#### TASK DESCRIPTION:
Repeat the listing below word for word, everything from its first line down to the line containing "sample-point [612, 291, 616, 295]", including that line.

** Start of DATASET RECORDS **

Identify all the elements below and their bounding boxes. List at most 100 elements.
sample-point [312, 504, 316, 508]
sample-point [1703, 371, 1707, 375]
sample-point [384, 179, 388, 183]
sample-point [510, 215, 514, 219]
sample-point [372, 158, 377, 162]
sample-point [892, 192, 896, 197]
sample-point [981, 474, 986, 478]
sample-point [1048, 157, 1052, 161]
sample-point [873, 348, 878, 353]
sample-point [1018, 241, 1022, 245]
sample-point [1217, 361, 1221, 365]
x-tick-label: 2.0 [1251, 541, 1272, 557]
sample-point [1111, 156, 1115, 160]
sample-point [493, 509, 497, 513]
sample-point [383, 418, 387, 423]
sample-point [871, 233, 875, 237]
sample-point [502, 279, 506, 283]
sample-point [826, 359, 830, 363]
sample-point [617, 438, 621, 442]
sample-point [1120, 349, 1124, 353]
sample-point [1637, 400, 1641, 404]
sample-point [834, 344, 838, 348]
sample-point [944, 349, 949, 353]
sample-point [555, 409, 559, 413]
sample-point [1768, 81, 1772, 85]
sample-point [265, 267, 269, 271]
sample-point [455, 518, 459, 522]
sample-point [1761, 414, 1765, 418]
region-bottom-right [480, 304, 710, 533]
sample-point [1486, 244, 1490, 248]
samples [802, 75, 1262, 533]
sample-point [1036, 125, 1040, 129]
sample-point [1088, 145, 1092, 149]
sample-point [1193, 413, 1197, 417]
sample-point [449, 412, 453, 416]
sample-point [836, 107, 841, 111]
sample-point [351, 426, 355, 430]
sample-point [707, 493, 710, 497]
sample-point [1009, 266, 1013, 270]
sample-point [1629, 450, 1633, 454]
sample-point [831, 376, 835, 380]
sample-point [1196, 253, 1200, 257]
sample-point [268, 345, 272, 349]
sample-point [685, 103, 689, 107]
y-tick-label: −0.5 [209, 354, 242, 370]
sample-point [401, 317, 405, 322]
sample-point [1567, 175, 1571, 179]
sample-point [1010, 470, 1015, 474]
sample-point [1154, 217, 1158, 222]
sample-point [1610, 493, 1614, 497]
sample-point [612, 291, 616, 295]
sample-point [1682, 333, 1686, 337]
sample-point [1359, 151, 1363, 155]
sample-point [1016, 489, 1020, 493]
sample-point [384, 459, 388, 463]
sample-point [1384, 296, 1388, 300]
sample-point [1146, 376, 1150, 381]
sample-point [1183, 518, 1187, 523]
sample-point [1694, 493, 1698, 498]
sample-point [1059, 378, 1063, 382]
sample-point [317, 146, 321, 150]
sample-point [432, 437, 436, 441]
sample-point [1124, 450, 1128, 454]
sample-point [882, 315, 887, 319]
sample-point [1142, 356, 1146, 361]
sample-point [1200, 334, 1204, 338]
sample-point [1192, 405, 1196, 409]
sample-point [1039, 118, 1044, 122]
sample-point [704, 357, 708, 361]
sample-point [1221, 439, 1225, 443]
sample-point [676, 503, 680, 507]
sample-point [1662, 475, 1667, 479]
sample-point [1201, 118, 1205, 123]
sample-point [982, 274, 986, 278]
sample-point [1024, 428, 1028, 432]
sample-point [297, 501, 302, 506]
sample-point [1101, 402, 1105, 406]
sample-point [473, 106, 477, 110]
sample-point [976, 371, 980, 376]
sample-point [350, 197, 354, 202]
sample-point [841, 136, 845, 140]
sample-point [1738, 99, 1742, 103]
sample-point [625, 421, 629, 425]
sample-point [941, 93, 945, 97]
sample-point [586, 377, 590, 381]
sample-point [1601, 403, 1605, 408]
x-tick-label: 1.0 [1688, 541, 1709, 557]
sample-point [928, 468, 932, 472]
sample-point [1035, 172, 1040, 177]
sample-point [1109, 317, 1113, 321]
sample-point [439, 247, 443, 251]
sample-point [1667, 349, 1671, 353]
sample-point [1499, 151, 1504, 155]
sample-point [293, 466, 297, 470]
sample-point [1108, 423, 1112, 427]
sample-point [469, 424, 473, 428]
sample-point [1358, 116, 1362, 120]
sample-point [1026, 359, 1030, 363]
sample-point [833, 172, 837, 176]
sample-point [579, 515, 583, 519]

** End of DATASET RECORDS **

#### RESULT FOR THIS EXERCISE:
Identify all the elements below and their bounding boxes. List at most 100 elements.
sample-point [312, 504, 316, 508]
sample-point [1703, 371, 1707, 375]
sample-point [384, 179, 388, 183]
sample-point [510, 215, 514, 219]
sample-point [372, 158, 377, 162]
sample-point [892, 192, 896, 197]
sample-point [981, 474, 986, 478]
sample-point [1048, 157, 1052, 161]
sample-point [873, 348, 878, 353]
sample-point [1018, 241, 1022, 245]
sample-point [1217, 361, 1221, 365]
x-tick-label: 2.0 [1251, 541, 1272, 557]
sample-point [1111, 156, 1115, 160]
sample-point [493, 509, 497, 513]
sample-point [383, 418, 387, 423]
sample-point [871, 233, 875, 237]
sample-point [502, 279, 506, 283]
sample-point [826, 359, 830, 363]
sample-point [617, 438, 621, 442]
sample-point [1120, 349, 1124, 353]
sample-point [1637, 400, 1641, 404]
sample-point [834, 344, 838, 348]
sample-point [944, 349, 949, 353]
sample-point [555, 409, 559, 413]
sample-point [1768, 81, 1772, 85]
sample-point [265, 267, 269, 271]
sample-point [455, 518, 459, 522]
sample-point [1761, 414, 1765, 418]
region-bottom-right [480, 304, 710, 533]
sample-point [1486, 244, 1490, 248]
samples [802, 75, 1262, 533]
sample-point [1036, 125, 1040, 129]
sample-point [1088, 145, 1092, 149]
sample-point [1193, 413, 1197, 417]
sample-point [449, 412, 453, 416]
sample-point [836, 107, 841, 111]
sample-point [351, 426, 355, 430]
sample-point [707, 493, 710, 497]
sample-point [1009, 266, 1013, 270]
sample-point [1629, 450, 1633, 454]
sample-point [831, 376, 835, 380]
sample-point [1196, 253, 1200, 257]
sample-point [268, 345, 272, 349]
sample-point [685, 103, 689, 107]
y-tick-label: −0.5 [209, 354, 242, 370]
sample-point [401, 317, 405, 322]
sample-point [1567, 175, 1571, 179]
sample-point [1010, 470, 1015, 474]
sample-point [1154, 217, 1158, 222]
sample-point [1610, 493, 1614, 497]
sample-point [612, 291, 616, 295]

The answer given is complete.